▶ Aim
Return the listing below word for word.
** START Extracted material **
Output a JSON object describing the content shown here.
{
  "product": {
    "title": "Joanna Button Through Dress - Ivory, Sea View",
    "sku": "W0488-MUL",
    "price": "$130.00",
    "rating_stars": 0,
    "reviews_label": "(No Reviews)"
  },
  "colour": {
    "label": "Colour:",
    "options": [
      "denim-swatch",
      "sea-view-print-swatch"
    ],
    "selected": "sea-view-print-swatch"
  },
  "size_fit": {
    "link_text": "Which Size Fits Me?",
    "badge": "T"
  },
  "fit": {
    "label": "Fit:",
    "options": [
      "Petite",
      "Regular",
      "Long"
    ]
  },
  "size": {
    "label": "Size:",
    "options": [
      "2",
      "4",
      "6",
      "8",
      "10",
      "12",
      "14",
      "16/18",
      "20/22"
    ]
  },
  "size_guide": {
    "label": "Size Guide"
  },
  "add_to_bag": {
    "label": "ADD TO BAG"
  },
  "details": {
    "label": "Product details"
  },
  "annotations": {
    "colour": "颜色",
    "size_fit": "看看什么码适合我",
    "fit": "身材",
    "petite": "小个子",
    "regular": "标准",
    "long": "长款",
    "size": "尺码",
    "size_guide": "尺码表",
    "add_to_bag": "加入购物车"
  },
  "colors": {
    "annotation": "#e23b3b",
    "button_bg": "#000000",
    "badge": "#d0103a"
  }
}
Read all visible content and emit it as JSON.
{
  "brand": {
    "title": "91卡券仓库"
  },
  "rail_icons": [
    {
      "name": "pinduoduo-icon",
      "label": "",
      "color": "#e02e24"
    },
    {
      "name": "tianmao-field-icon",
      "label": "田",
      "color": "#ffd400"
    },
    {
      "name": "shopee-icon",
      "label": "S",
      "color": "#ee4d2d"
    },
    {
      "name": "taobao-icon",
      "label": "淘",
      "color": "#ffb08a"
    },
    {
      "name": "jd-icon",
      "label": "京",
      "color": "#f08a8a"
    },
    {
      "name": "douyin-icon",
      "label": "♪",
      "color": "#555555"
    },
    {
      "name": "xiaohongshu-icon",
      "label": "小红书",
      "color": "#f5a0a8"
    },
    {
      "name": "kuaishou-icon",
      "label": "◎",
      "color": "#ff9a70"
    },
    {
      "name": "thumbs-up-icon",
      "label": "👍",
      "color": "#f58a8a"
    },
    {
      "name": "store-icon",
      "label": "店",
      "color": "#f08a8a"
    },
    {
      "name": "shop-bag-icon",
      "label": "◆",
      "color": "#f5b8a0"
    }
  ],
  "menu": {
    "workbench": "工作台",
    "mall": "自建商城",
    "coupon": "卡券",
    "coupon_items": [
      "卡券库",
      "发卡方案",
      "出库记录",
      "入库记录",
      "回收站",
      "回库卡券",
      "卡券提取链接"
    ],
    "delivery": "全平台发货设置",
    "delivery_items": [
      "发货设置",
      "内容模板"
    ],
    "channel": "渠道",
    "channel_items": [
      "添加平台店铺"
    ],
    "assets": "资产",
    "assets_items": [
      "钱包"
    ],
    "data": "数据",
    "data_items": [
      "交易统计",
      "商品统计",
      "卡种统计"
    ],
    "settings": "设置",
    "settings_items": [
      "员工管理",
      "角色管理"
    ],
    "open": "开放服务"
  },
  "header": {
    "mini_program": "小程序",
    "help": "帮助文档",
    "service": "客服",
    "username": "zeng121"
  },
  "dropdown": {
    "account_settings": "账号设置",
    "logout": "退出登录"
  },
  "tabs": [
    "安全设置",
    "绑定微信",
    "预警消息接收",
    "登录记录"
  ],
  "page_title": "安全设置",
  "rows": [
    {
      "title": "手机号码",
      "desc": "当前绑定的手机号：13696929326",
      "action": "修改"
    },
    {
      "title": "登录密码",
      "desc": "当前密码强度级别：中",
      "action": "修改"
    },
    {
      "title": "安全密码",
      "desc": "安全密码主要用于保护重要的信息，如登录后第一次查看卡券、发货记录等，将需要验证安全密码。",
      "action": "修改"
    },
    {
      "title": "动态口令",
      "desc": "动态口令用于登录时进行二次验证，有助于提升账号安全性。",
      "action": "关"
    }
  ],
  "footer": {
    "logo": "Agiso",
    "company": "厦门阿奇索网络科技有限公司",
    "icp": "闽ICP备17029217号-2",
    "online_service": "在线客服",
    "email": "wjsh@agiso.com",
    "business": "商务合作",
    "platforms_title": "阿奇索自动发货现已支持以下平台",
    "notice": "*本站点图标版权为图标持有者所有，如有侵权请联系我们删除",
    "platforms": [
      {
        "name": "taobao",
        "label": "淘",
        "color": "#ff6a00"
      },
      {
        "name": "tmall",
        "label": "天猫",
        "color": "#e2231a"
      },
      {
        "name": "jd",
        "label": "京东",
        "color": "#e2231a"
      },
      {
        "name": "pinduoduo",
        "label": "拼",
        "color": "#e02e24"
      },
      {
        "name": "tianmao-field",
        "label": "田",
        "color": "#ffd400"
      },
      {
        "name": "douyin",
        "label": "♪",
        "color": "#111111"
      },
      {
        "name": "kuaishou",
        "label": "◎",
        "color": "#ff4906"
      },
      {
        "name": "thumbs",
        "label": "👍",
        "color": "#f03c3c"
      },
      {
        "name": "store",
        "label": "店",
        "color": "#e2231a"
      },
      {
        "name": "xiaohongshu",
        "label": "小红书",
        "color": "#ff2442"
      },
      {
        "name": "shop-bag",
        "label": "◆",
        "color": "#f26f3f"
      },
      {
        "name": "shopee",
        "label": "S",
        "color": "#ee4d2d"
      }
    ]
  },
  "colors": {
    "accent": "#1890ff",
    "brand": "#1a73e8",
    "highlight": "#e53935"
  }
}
** END Extracted material **
▶ Answer for the task
Output a JSON object describing the content shown here.
{
  "product": {
    "title": "Joanna Button Through Dress - Ivory, Sea View",
    "sku": "W0488-MUL",
    "price": "$130.00",
    "rating_stars": 0,
    "reviews_label": "(No Reviews)"
  },
  "colour": {
    "label": "Colour:",
    "options": [
      "denim-swatch",
      "sea-view-print-swatch"
    ],
    "selected": "sea-view-print-swatch"
  },
  "size_fit": {
    "link_text": "Which Size Fits Me?",
    "badge": "T"
  },
  "fit": {
    "label": "Fit:",
    "options": [
      "Petite",
      "Regular",
      "Long"
    ]
  },
  "size": {
    "label": "Size:",
    "options": [
      "2",
      "4",
      "6",
      "8",
      "10",
      "12",
      "14",
      "16/18",
      "20/22"
    ]
  },
  "size_guide": {
    "label": "Size Guide"
  },
  "add_to_bag": {
    "label": "ADD TO BAG"
  },
  "details": {
    "label": "Product details"
  },
  "annotations": {
    "colour": "颜色",
    "size_fit": "看看什么码适合我",
    "fit": "身材",
    "petite": "小个子",
    "regular": "标准",
    "long": "长款",
    "size": "尺码",
    "size_guide": "尺码表",
    "add_to_bag": "加入购物车"
  },
  "colors": {
    "annotation": "#e23b3b",
    "button_bg": "#000000",
    "badge": "#d0103a"
  }
}
Read all visible content and emit it as JSON.
{
  "brand": {
    "title": "91卡券仓库"
  },
  "rail_icons": [
    {
      "name": "pinduoduo-icon",
      "label": "",
      "color": "#e02e24"
    },
    {
      "name": "tianmao-field-icon",
      "label": "田",
      "color": "#ffd400"
    },
    {
      "name": "shopee-icon",
      "label": "S",
      "color": "#ee4d2d"
    },
    {
      "name": "taobao-icon",
      "label": "淘",
      "color": "#ffb08a"
    },
    {
      "name": "jd-icon",
      "label": "京",
      "color": "#f08a8a"
    },
    {
      "name": "douyin-icon",
      "label": "♪",
      "color": "#555555"
    },
    {
      "name": "xiaohongshu-icon",
      "label": "小红书",
      "color": "#f5a0a8"
    },
    {
      "name": "kuaishou-icon",
      "label": "◎",
      "color": "#ff9a70"
    },
    {
      "name": "thumbs-up-icon",
      "label": "👍",
      "color": "#f58a8a"
    },
    {
      "name": "store-icon",
      "label": "店",
      "color": "#f08a8a"
    },
    {
      "name": "shop-bag-icon",
      "label": "◆",
      "color": "#f5b8a0"
    }
  ],
  "menu": {
    "workbench": "工作台",
    "mall": "自建商城",
    "coupon": "卡券",
    "coupon_items": [
      "卡券库",
      "发卡方案",
      "出库记录",
      "入库记录",
      "回收站",
      "回库卡券",
      "卡券提取链接"
    ],
    "delivery": "全平台发货设置",
    "delivery_items": [
      "发货设置",
      "内容模板"
    ],
    "channel": "渠道",
    "channel_items": [
      "添加平台店铺"
    ],
    "assets": "资产",
    "assets_items": [
      "钱包"
    ],
    "data": "数据",
    "data_items": [
      "交易统计",
      "商品统计",
      "卡种统计"
    ],
    "settings": "设置",
    "settings_items": [
      "员工管理",
      "角色管理"
    ],
    "open": "开放服务"
  },
  "header": {
    "mini_program": "小程序",
    "help": "帮助文档",
    "service": "客服",
    "username": "zeng121"
  },
  "dropdown": {
    "account_settings": "账号设置",
    "logout": "退出登录"
  },
  "tabs": [
    "安全设置",
    "绑定微信",
    "预警消息接收",
    "登录记录"
  ],
  "page_title": "安全设置",
  "rows": [
    {
      "title": "手机号码",
      "desc": "当前绑定的手机号：13696929326",
      "action": "修改"
    },
    {
      "title": "登录密码",
      "desc": "当前密码强度级别：中",
      "action": "修改"
    },
    {
      "title": "安全密码",
      "desc": "安全密码主要用于保护重要的信息，如登录后第一次查看卡券、发货记录等，将需要验证安全密码。",
      "action": "修改"
    },
    {
      "title": "动态口令",
      "desc": "动态口令用于登录时进行二次验证，有助于提升账号安全性。",
      "action": "关"
    }
  ],
  "footer": {
    "logo": "Agiso",
    "company": "厦门阿奇索网络科技有限公司",
    "icp": "闽ICP备17029217号-2",
    "online_service": "在线客服",
    "email": "wjsh@agiso.com",
    "business": "商务合作",
    "platforms_title": "阿奇索自动发货现已支持以下平台",
    "notice": "*本站点图标版权为图标持有者所有，如有侵权请联系我们删除",
    "platforms": [
      {
        "name": "taobao",
        "label": "淘",
        "color": "#ff6a00"
      },
      {
        "name": "tmall",
        "label": "天猫",
        "color": "#e2231a"
      },
      {
        "name": "jd",
        "label": "京东",
        "color": "#e2231a"
      },
      {
        "name": "pinduoduo",
        "label": "拼",
        "color": "#e02e24"
      },
      {
        "name": "tianmao-field",
        "label": "田",
        "color": "#ffd400"
      },
      {
        "name": "douyin",
        "label": "♪",
        "color": "#111111"
      },
      {
        "name": "kuaishou",
        "label": "◎",
        "color": "#ff4906"
      },
      {
        "name": "thumbs",
        "label": "👍",
        "color": "#f03c3c"
      },
      {
        "name": "store",
        "label": "店",
        "color": "#e2231a"
      },
      {
        "name": "xiaohongshu",
        "label": "小红书",
        "color": "#ff2442"
      },
      {
        "name": "shop-bag",
        "label": "◆",
        "color": "#f26f3f"
      },
      {
        "name": "shopee",
        "label": "S",
        "color": "#ee4d2d"
      }
    ]
  },
  "colors": {
    "accent": "#1890ff",
    "brand": "#1a73e8",
    "highlight": "#e53935"
  }
}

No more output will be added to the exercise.